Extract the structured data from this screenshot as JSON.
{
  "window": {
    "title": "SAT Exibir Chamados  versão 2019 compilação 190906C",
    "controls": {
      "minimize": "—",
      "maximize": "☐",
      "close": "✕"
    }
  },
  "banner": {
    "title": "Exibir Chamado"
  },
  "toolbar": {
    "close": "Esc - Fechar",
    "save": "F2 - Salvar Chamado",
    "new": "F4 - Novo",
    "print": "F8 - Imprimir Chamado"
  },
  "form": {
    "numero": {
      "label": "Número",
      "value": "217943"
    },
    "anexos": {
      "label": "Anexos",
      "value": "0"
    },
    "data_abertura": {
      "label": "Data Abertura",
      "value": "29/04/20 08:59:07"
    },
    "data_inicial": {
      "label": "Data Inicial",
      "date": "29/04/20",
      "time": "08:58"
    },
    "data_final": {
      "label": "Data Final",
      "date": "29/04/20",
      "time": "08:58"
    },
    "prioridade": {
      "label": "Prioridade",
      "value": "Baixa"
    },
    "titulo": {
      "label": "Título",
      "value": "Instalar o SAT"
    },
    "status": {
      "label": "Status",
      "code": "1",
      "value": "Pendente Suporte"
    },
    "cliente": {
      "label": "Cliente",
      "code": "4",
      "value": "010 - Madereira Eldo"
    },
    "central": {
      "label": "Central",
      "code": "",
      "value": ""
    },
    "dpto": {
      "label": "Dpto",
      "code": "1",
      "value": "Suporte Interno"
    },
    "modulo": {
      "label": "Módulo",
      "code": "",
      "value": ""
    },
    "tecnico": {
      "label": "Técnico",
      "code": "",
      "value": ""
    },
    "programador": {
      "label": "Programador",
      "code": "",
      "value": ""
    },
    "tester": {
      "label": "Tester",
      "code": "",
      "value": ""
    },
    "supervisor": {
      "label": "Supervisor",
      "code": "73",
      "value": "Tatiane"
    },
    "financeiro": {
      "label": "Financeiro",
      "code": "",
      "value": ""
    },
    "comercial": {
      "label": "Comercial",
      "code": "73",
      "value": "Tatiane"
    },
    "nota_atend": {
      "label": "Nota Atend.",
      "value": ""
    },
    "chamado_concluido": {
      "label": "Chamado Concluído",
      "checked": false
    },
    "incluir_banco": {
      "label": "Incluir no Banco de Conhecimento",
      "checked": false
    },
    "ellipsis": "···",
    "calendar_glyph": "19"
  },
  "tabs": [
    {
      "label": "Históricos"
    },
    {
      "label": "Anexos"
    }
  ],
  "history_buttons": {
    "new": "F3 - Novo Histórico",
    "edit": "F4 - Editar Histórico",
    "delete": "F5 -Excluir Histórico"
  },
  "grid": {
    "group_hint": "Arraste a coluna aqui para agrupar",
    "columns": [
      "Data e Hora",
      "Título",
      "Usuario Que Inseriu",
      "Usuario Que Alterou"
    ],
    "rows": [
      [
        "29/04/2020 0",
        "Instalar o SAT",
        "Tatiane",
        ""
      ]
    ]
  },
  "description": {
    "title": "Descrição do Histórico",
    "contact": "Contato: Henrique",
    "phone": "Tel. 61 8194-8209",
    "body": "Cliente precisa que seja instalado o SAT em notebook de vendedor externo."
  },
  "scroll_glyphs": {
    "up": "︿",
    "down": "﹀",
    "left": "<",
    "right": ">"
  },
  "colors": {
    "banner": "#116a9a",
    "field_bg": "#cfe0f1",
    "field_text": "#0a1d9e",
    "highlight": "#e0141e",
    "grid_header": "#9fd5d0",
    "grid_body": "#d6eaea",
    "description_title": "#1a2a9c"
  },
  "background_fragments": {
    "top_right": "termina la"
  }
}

● ● ● ●

- _Directions_: Reproduce the data shown above exactly.

- _Task output_:
Extract the structured data from this screenshot as JSON.
{
  "window": {
    "title": "SAT Exibir Chamados  versão 2019 compilação 190906C",
    "controls": {
      "minimize": "—",
      "maximize": "☐",
      "close": "✕"
    }
  },
  "banner": {
    "title": "Exibir Chamado"
  },
  "toolbar": {
    "close": "Esc - Fechar",
    "save": "F2 - Salvar Chamado",
    "new": "F4 - Novo",
    "print": "F8 - Imprimir Chamado"
  },
  "form": {
    "numero": {
      "label": "Número",
      "value": "217943"
    },
    "anexos": {
      "label": "Anexos",
      "value": "0"
    },
    "data_abertura": {
      "label": "Data Abertura",
      "value": "29/04/20 08:59:07"
    },
    "data_inicial": {
      "label": "Data Inicial",
      "date": "29/04/20",
      "time": "08:58"
    },
    "data_final": {
      "label": "Data Final",
      "date": "29/04/20",
      "time": "08:58"
    },
    "prioridade": {
      "label": "Prioridade",
      "value": "Baixa"
    },
    "titulo": {
      "label": "Título",
      "value": "Instalar o SAT"
    },
    "status": {
      "label": "Status",
      "code": "1",
      "value": "Pendente Suporte"
    },
    "cliente": {
      "label": "Cliente",
      "code": "4",
      "value": "010 - Madereira Eldo"
    },
    "central": {
      "label": "Central",
      "code": "",
      "value": ""
    },
    "dpto": {
      "label": "Dpto",
      "code": "1",
      "value": "Suporte Interno"
    },
    "modulo": {
      "label": "Módulo",
      "code": "",
      "value": ""
    },
    "tecnico": {
      "label": "Técnico",
      "code": "",
      "value": ""
    },
    "programador": {
      "label": "Programador",
      "code": "",
      "value": ""
    },
    "tester": {
      "label": "Tester",
      "code": "",
      "value": ""
    },
    "supervisor": {
      "label": "Supervisor",
      "code": "73",
      "value": "Tatiane"
    },
    "financeiro": {
      "label": "Financeiro",
      "code": "",
      "value": ""
    },
    "comercial": {
      "label": "Comercial",
      "code": "73",
      "value": "Tatiane"
    },
    "nota_atend": {
      "label": "Nota Atend.",
      "value": ""
    },
    "chamado_concluido": {
      "label": "Chamado Concluído",
      "checked": false
    },
    "incluir_banco": {
      "label": "Incluir no Banco de Conhecimento",
      "checked": false
    },
    "ellipsis": "···",
    "calendar_glyph": "19"
  },
  "tabs": [
    {
      "label": "Históricos"
    },
    {
      "label": "Anexos"
    }
  ],
  "history_buttons": {
    "new": "F3 - Novo Histórico",
    "edit": "F4 - Editar Histórico",
    "delete": "F5 -Excluir Histórico"
  },
  "grid": {
    "group_hint": "Arraste a coluna aqui para agrupar",
    "columns": [
      "Data e Hora",
      "Título",
      "Usuario Que Inseriu",
      "Usuario Que Alterou"
    ],
    "rows": [
      [
        "29/04/2020 0",
        "Instalar o SAT",
        "Tatiane",
        ""
      ]
    ]
  },
  "description": {
    "title": "Descrição do Histórico",
    "contact": "Contato: Henrique",
    "phone": "Tel. 61 8194-8209",
    "body": "Cliente precisa que seja instalado o SAT em notebook de vendedor externo."
  },
  "scroll_glyphs": {
    "up": "︿",
    "down": "﹀",
    "left": "<",
    "right": ">"
  },
  "colors": {
    "banner": "#116a9a",
    "field_bg": "#cfe0f1",
    "field_text": "#0a1d9e",
    "highlight": "#e0141e",
    "grid_header": "#9fd5d0",
    "grid_body": "#d6eaea",
    "description_title": "#1a2a9c"
  },
  "background_fragments": {
    "top_right": "termina la"
  }
}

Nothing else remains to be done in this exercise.